* [Aim of the task]: The entries below should be given again exactly, minus their pictures.

* [Dataset rows]:
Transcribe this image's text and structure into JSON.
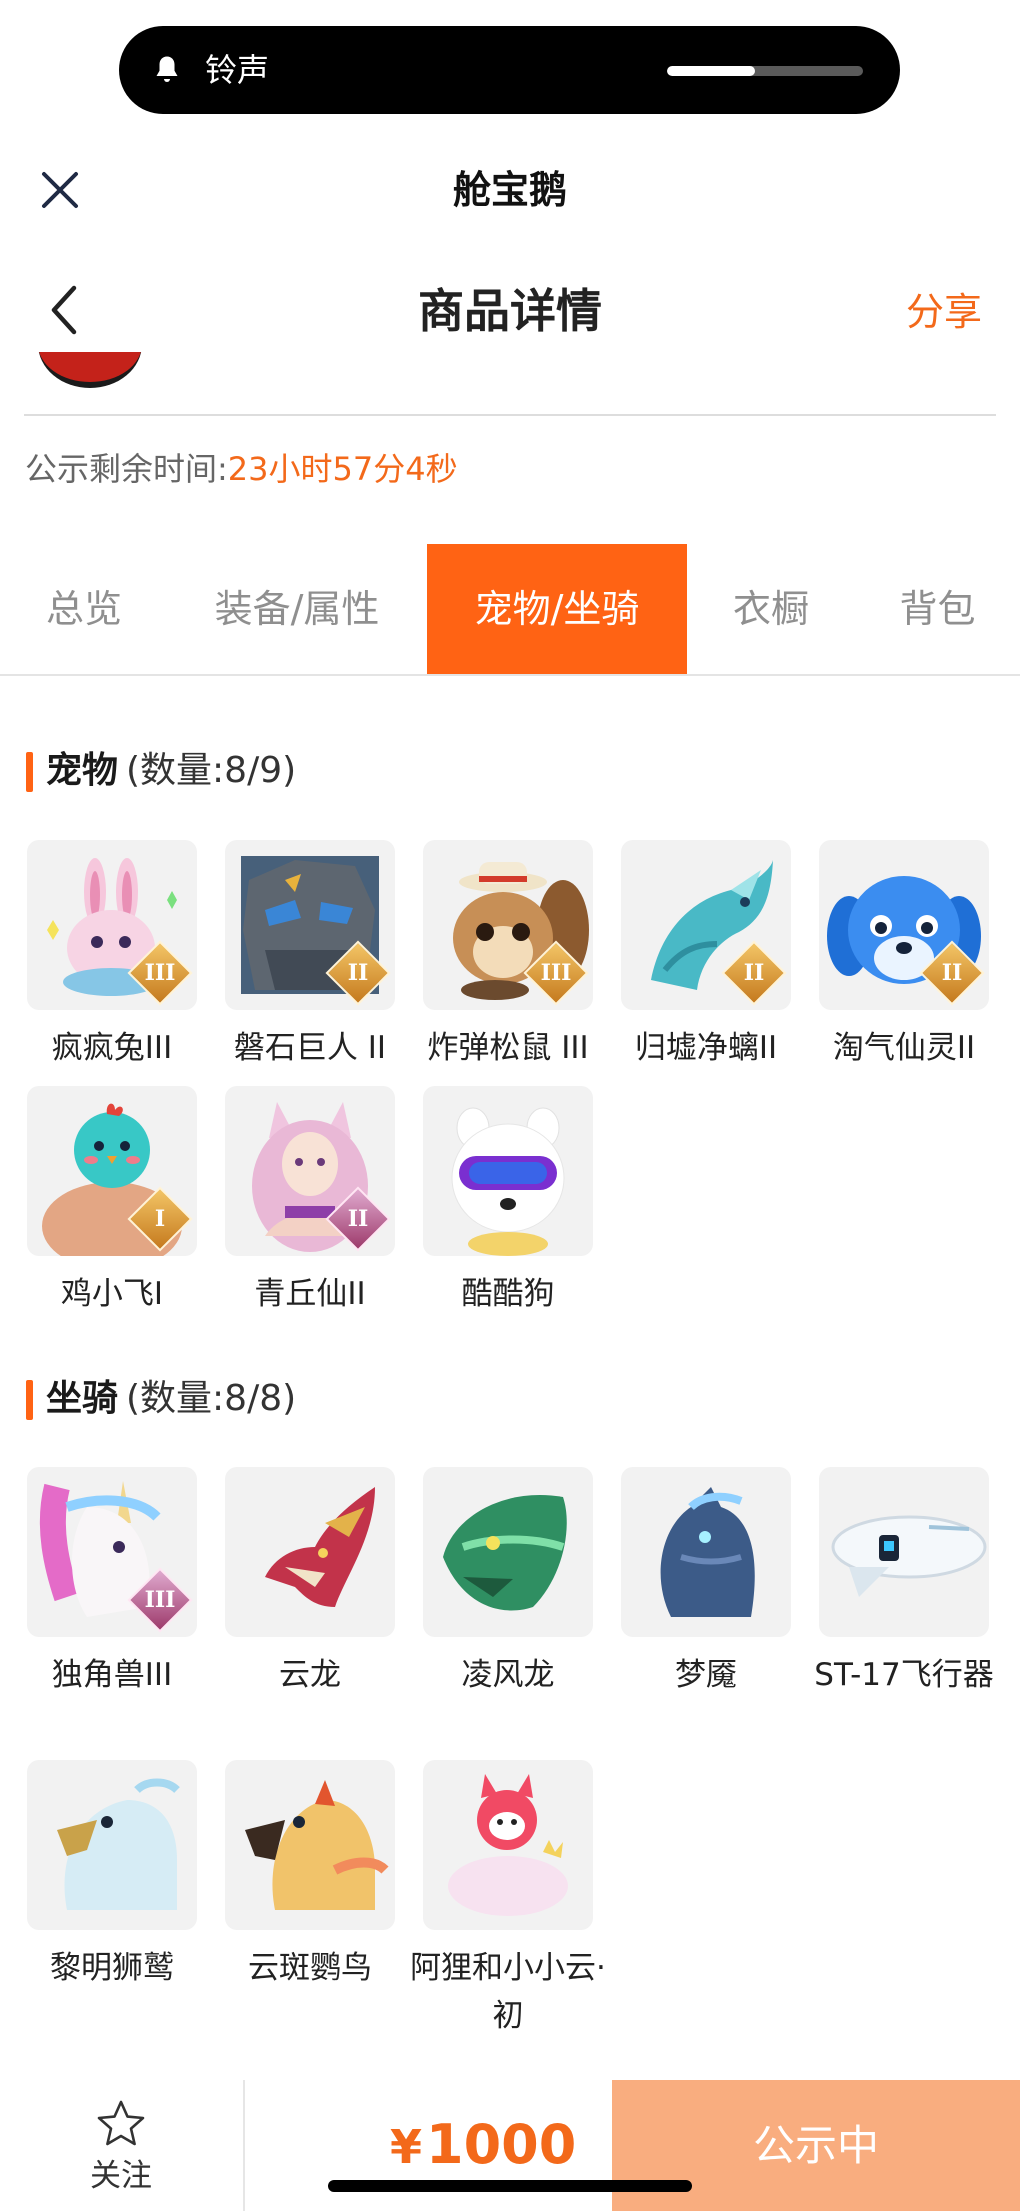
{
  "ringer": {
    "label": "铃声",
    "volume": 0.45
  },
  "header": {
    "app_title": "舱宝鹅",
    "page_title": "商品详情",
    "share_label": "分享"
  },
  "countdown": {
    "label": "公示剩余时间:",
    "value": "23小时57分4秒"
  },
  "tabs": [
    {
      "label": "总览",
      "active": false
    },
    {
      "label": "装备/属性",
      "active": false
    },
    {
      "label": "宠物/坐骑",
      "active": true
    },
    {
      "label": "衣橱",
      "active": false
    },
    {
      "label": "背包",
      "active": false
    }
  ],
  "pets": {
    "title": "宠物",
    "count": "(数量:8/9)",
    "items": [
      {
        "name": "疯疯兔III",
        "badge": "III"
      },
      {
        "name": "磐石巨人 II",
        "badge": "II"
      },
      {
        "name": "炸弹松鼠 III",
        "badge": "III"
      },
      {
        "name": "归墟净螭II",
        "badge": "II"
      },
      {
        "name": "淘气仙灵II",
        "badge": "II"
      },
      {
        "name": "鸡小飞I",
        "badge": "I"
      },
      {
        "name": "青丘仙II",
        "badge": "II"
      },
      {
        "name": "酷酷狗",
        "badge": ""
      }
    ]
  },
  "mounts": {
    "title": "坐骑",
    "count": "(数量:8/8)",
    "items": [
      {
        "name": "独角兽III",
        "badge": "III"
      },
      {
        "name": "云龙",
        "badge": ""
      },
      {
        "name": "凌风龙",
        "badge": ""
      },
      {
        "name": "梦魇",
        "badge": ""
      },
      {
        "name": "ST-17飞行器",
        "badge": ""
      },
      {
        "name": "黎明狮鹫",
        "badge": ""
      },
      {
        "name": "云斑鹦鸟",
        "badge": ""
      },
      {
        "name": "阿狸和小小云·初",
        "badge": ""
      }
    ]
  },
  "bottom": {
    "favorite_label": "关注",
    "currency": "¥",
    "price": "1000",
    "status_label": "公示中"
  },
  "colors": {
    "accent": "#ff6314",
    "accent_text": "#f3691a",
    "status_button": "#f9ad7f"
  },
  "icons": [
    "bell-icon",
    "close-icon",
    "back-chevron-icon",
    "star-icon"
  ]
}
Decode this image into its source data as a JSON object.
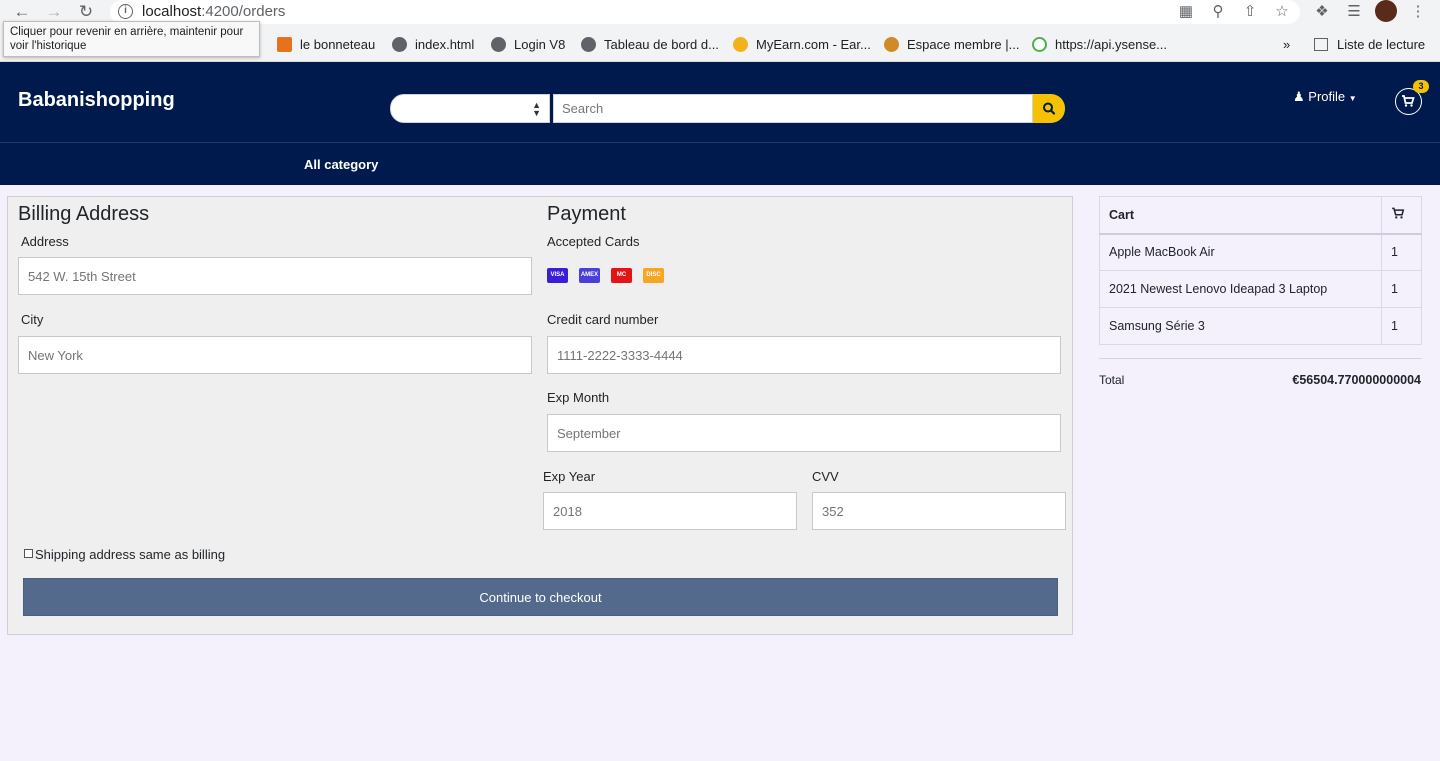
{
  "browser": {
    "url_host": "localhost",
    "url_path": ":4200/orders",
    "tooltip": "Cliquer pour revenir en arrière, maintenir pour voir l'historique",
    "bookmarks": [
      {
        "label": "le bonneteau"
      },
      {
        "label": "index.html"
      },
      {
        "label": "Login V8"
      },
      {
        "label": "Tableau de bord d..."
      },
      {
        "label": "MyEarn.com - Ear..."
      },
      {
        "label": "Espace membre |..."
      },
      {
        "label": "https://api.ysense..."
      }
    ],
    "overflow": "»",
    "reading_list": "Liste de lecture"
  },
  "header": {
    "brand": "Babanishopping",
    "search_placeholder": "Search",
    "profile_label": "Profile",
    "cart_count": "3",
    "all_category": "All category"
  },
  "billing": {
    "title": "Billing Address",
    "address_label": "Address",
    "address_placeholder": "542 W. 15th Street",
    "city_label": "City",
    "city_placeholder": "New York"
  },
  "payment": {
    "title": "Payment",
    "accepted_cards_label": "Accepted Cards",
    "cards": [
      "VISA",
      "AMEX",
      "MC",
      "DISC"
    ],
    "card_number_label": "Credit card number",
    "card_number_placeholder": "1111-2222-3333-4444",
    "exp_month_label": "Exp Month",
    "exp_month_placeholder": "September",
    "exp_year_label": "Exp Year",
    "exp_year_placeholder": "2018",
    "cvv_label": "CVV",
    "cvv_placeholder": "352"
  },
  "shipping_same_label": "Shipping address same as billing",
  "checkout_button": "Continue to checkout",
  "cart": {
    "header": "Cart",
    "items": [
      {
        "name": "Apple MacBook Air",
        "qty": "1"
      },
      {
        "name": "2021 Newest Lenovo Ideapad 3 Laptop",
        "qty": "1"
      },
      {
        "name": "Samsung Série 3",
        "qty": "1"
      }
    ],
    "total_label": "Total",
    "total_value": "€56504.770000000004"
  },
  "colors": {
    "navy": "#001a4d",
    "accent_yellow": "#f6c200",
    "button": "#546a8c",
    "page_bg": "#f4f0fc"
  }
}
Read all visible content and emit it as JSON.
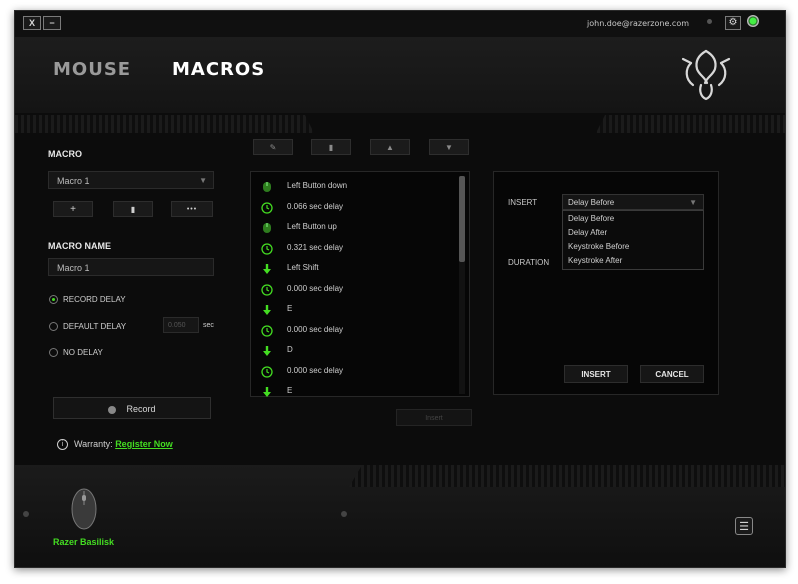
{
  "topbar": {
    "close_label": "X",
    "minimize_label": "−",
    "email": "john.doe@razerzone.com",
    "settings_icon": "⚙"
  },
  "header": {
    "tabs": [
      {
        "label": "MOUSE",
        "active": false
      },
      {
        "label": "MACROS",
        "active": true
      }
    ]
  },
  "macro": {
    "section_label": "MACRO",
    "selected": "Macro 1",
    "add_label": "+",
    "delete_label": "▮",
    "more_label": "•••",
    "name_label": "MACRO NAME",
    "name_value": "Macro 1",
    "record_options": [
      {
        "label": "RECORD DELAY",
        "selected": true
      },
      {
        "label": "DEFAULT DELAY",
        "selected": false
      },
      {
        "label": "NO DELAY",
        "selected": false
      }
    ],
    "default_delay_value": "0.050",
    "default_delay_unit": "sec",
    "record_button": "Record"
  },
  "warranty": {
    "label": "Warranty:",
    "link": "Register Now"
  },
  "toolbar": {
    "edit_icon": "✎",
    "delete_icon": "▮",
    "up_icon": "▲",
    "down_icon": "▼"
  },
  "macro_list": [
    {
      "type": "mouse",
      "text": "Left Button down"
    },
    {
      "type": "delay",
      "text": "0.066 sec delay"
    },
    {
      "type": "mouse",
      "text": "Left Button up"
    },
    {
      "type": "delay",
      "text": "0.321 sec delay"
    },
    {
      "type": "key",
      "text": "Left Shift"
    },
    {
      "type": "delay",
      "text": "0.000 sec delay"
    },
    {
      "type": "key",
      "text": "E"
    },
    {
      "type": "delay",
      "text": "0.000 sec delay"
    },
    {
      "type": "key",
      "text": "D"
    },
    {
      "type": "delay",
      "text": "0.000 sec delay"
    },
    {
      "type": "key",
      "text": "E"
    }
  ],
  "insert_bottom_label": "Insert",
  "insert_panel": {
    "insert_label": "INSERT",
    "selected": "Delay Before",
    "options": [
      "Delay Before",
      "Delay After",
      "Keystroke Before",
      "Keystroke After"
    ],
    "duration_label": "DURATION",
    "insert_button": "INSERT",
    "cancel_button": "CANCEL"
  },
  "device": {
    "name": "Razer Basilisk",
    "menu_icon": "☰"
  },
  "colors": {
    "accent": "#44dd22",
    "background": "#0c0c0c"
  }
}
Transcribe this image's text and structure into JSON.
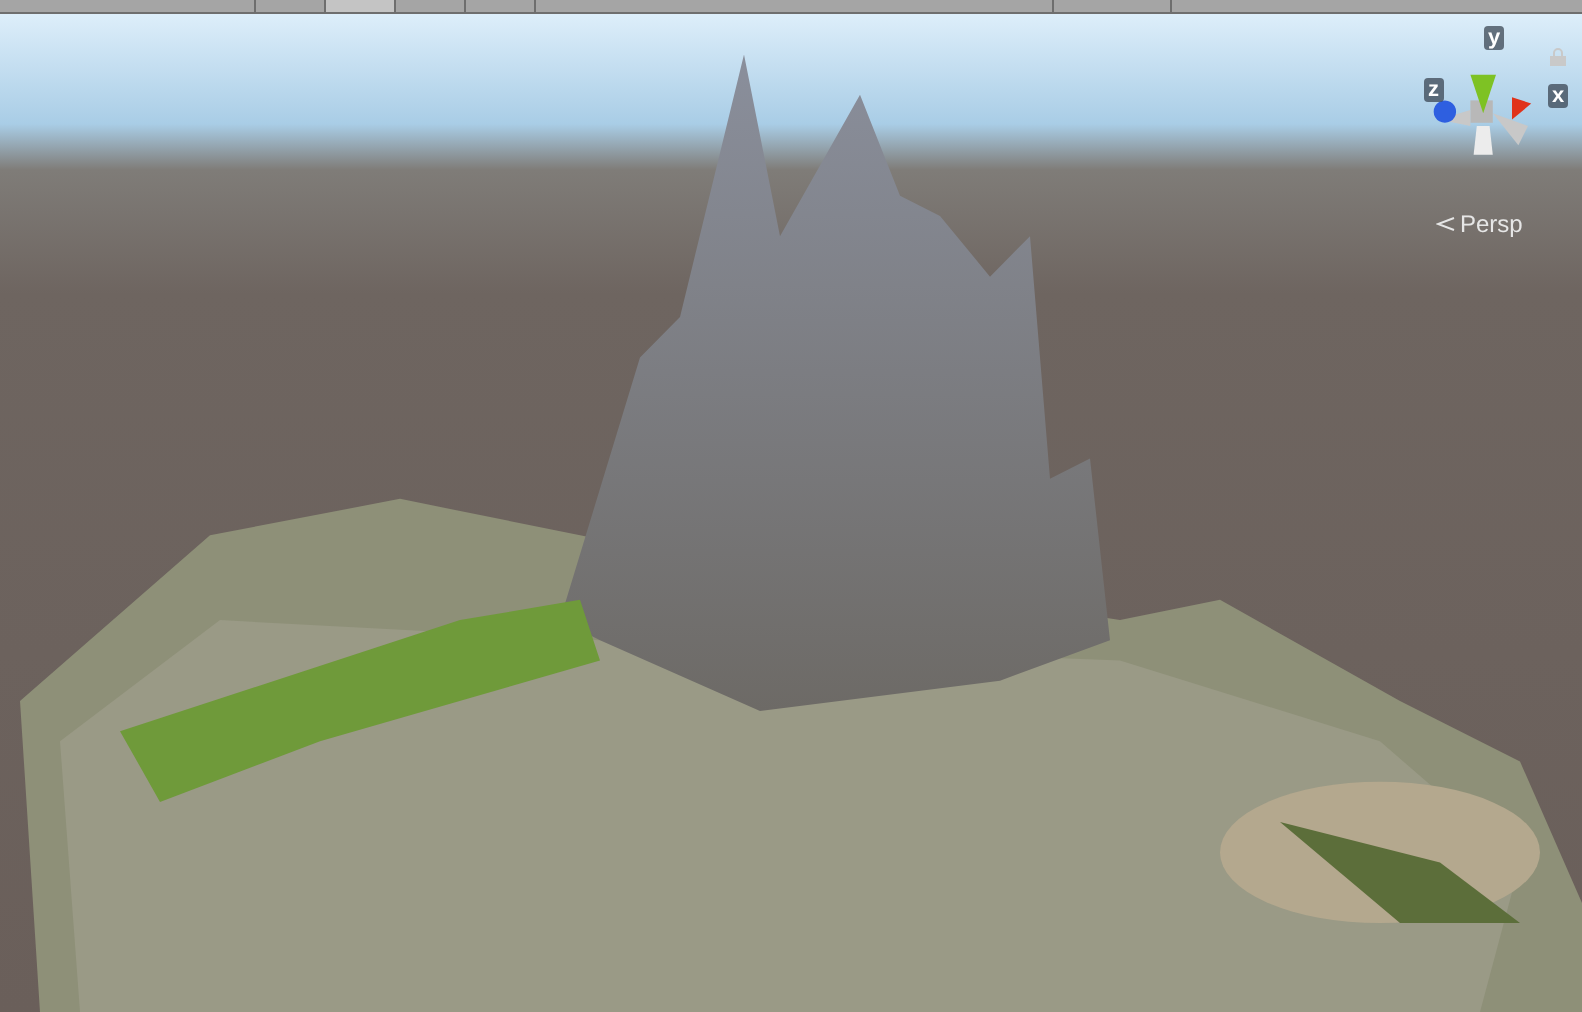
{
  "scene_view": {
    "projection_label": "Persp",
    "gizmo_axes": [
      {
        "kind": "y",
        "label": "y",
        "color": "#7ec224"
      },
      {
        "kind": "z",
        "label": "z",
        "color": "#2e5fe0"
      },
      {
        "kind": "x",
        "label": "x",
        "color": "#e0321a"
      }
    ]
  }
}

* [The response]:
Transcribe this image's text and structure into JSON.
{
  "ringer": {
    "label": "铃声",
    "volume": 0.45
  },
  "header": {
    "app_title": "舱宝鹅",
    "page_title": "商品详情",
    "share_label": "分享"
  },
  "countdown": {
    "label": "公示剩余时间:",
    "value": "23小时57分4秒"
  },
  "tabs": [
    {
      "label": "总览",
      "active": false
    },
    {
      "label": "装备/属性",
      "active": false
    },
    {
      "label": "宠物/坐骑",
      "active": true
    },
    {
      "label": "衣橱",
      "active": false
    },
    {
      "label": "背包",
      "active": false
    }
  ],
  "pets": {
    "title": "宠物",
    "count": "(数量:8/9)",
    "items": [
      {
        "name": "疯疯兔III",
        "badge": "III"
      },
      {
        "name": "磐石巨人 II",
        "badge": "II"
      },
      {
        "name": "炸弹松鼠 III",
        "badge": "III"
      },
      {
        "name": "归墟净螭II",
        "badge": "II"
      },
      {
        "name": "淘气仙灵II",
        "badge": "II"
      },
      {
        "name": "鸡小飞I",
        "badge": "I"
      },
      {
        "name": "青丘仙II",
        "badge": "II"
      },
      {
        "name": "酷酷狗",
        "badge": ""
      }
    ]
  },
  "mounts": {
    "title": "坐骑",
    "count": "(数量:8/8)",
    "items": [
      {
        "name": "独角兽III",
        "badge": "III"
      },
      {
        "name": "云龙",
        "badge": ""
      },
      {
        "name": "凌风龙",
        "badge": ""
      },
      {
        "name": "梦魇",
        "badge": ""
      },
      {
        "name": "ST-17飞行器",
        "badge": ""
      },
      {
        "name": "黎明狮鹫",
        "badge": ""
      },
      {
        "name": "云斑鹦鸟",
        "badge": ""
      },
      {
        "name": "阿狸和小小云·初",
        "badge": ""
      }
    ]
  },
  "bottom": {
    "favorite_label": "关注",
    "currency": "¥",
    "price": "1000",
    "status_label": "公示中"
  },
  "colors": {
    "accent": "#ff6314",
    "accent_text": "#f3691a",
    "status_button": "#f9ad7f"
  },
  "icons": [
    "bell-icon",
    "close-icon",
    "back-chevron-icon",
    "star-icon"
  ]
}
Decode this image into its source data as a JSON object.
{
  "browser": {
    "url_host": "localhost",
    "url_path": ":4200/orders",
    "tooltip": "Cliquer pour revenir en arrière, maintenir pour voir l'historique",
    "bookmarks": [
      {
        "label": "le bonneteau"
      },
      {
        "label": "index.html"
      },
      {
        "label": "Login V8"
      },
      {
        "label": "Tableau de bord d..."
      },
      {
        "label": "MyEarn.com - Ear..."
      },
      {
        "label": "Espace membre |..."
      },
      {
        "label": "https://api.ysense..."
      }
    ],
    "overflow": "»",
    "reading_list": "Liste de lecture"
  },
  "header": {
    "brand": "Babanishopping",
    "search_placeholder": "Search",
    "profile_label": "Profile",
    "cart_count": "3",
    "all_category": "All category"
  },
  "billing": {
    "title": "Billing Address",
    "address_label": "Address",
    "address_placeholder": "542 W. 15th Street",
    "city_label": "City",
    "city_placeholder": "New York"
  },
  "payment": {
    "title": "Payment",
    "accepted_cards_label": "Accepted Cards",
    "cards": [
      "VISA",
      "AMEX",
      "MC",
      "DISC"
    ],
    "card_number_label": "Credit card number",
    "card_number_placeholder": "1111-2222-3333-4444",
    "exp_month_label": "Exp Month",
    "exp_month_placeholder": "September",
    "exp_year_label": "Exp Year",
    "exp_year_placeholder": "2018",
    "cvv_label": "CVV",
    "cvv_placeholder": "352"
  },
  "shipping_same_label": "Shipping address same as billing",
  "checkout_button": "Continue to checkout",
  "cart": {
    "header": "Cart",
    "items": [
      {
        "name": "Apple MacBook Air",
        "qty": "1"
      },
      {
        "name": "2021 Newest Lenovo Ideapad 3 Laptop",
        "qty": "1"
      },
      {
        "name": "Samsung Série 3",
        "qty": "1"
      }
    ],
    "total_label": "Total",
    "total_value": "€56504.770000000004"
  },
  "colors": {
    "navy": "#001a4d",
    "accent_yellow": "#f6c200",
    "button": "#546a8c",
    "page_bg": "#f4f0fc"
  }
}
Read all visible content and emit it as JSON.
{
  "topbar": {
    "close_label": "X",
    "minimize_label": "−",
    "email": "john.doe@razerzone.com",
    "settings_icon": "⚙"
  },
  "header": {
    "tabs": [
      {
        "label": "MOUSE",
        "active": false
      },
      {
        "label": "MACROS",
        "active": true
      }
    ]
  },
  "macro": {
    "section_label": "MACRO",
    "selected": "Macro 1",
    "add_label": "+",
    "delete_label": "▮",
    "more_label": "•••",
    "name_label": "MACRO NAME",
    "name_value": "Macro 1",
    "record_options": [
      {
        "label": "RECORD DELAY",
        "selected": true
      },
      {
        "label": "DEFAULT DELAY",
        "selected": false
      },
      {
        "label": "NO DELAY",
        "selected": false
      }
    ],
    "default_delay_value": "0.050",
    "default_delay_unit": "sec",
    "record_button": "Record"
  },
  "warranty": {
    "label": "Warranty:",
    "link": "Register Now"
  },
  "toolbar": {
    "edit_icon": "✎",
    "delete_icon": "▮",
    "up_icon": "▲",
    "down_icon": "▼"
  },
  "macro_list": [
    {
      "type": "mouse",
      "text": "Left Button down"
    },
    {
      "type": "delay",
      "text": "0.066 sec delay"
    },
    {
      "type": "mouse",
      "text": "Left Button up"
    },
    {
      "type": "delay",
      "text": "0.321 sec delay"
    },
    {
      "type": "key",
      "text": "Left Shift"
    },
    {
      "type": "delay",
      "text": "0.000 sec delay"
    },
    {
      "type": "key",
      "text": "E"
    },
    {
      "type": "delay",
      "text": "0.000 sec delay"
    },
    {
      "type": "key",
      "text": "D"
    },
    {
      "type": "delay",
      "text": "0.000 sec delay"
    },
    {
      "type": "key",
      "text": "E"
    }
  ],
  "insert_bottom_label": "Insert",
  "insert_panel": {
    "insert_label": "INSERT",
    "selected": "Delay Before",
    "options": [
      "Delay Before",
      "Delay After",
      "Keystroke Before",
      "Keystroke After"
    ],
    "duration_label": "DURATION",
    "insert_button": "INSERT",
    "cancel_button": "CANCEL"
  },
  "device": {
    "name": "Razer Basilisk",
    "menu_icon": "☰"
  },
  "colors": {
    "accent": "#44dd22",
    "background": "#0c0c0c"
  }
}
Transcribe this image's text and structure into JSON.
{
  "scene_view": {
    "projection_label": "Persp",
    "gizmo_axes": [
      {
        "kind": "y",
        "label": "y",
        "color": "#7ec224"
      },
      {
        "kind": "z",
        "label": "z",
        "color": "#2e5fe0"
      },
      {
        "kind": "x",
        "label": "x",
        "color": "#e0321a"
      }
    ]
  }
}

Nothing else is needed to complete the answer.